▶

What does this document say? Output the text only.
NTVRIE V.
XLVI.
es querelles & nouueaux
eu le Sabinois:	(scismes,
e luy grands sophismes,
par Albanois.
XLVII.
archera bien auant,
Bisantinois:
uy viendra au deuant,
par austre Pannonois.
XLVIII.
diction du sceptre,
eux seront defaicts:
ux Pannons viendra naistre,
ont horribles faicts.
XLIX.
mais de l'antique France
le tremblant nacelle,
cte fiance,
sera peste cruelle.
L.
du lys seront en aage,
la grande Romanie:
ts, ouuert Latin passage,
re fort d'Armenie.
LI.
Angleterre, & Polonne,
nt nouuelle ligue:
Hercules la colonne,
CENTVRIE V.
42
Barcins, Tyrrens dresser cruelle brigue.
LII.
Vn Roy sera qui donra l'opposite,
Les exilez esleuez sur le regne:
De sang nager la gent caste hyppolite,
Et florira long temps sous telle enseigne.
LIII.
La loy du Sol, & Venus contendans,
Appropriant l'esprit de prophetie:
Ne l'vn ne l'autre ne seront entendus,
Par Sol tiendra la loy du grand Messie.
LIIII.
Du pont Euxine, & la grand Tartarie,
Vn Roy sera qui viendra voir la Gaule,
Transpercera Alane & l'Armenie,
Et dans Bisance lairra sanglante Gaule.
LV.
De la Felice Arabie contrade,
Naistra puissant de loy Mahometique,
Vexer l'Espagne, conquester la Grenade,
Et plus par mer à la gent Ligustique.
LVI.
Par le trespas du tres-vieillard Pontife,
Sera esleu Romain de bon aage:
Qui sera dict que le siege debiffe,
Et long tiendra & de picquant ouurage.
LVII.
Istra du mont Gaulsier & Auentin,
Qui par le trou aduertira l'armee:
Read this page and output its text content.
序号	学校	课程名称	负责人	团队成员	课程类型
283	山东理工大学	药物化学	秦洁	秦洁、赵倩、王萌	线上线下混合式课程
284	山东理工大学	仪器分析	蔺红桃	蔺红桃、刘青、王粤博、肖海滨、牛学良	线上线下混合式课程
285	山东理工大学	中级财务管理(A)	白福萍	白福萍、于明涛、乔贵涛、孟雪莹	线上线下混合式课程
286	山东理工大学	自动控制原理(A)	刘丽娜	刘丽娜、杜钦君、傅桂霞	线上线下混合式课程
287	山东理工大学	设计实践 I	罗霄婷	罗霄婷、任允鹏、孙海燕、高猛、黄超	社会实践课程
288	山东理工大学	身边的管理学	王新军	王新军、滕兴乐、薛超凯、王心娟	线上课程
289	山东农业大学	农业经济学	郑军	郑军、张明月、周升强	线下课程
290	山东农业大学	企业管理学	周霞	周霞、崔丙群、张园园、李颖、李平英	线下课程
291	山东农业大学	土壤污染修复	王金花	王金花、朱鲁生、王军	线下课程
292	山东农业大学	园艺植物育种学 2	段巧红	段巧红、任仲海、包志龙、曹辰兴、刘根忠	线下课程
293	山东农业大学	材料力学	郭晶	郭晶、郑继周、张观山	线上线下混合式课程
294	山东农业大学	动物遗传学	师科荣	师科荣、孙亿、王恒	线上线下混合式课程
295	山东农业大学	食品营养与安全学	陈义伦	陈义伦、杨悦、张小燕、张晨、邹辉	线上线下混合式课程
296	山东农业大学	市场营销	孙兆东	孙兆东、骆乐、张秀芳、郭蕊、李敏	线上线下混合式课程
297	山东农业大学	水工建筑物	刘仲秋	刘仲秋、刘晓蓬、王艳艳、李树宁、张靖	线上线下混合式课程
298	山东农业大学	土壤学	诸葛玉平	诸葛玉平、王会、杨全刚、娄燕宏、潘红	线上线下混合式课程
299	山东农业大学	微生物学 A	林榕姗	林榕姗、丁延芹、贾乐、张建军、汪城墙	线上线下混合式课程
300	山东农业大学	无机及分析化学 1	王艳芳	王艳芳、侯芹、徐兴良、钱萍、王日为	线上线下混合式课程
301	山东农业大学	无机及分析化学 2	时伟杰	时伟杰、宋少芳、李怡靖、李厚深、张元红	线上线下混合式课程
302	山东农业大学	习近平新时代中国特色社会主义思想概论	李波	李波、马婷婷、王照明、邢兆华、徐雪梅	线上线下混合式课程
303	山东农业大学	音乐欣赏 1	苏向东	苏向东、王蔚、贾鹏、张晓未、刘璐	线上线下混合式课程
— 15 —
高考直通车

◀

__Given exercise__. Extract all lines containing the word "无机及分析化学".

__Result below__.
300	山东农业大学	无机及分析化学 1	王艳芳	王艳芳、侯芹、徐兴良、钱萍、王日为	线上线下混合式课程
301	山东农业大学	无机及分析化学 2	时伟杰	时伟杰、宋少芳、李怡靖、李厚深、张元红	线上线下混合式课程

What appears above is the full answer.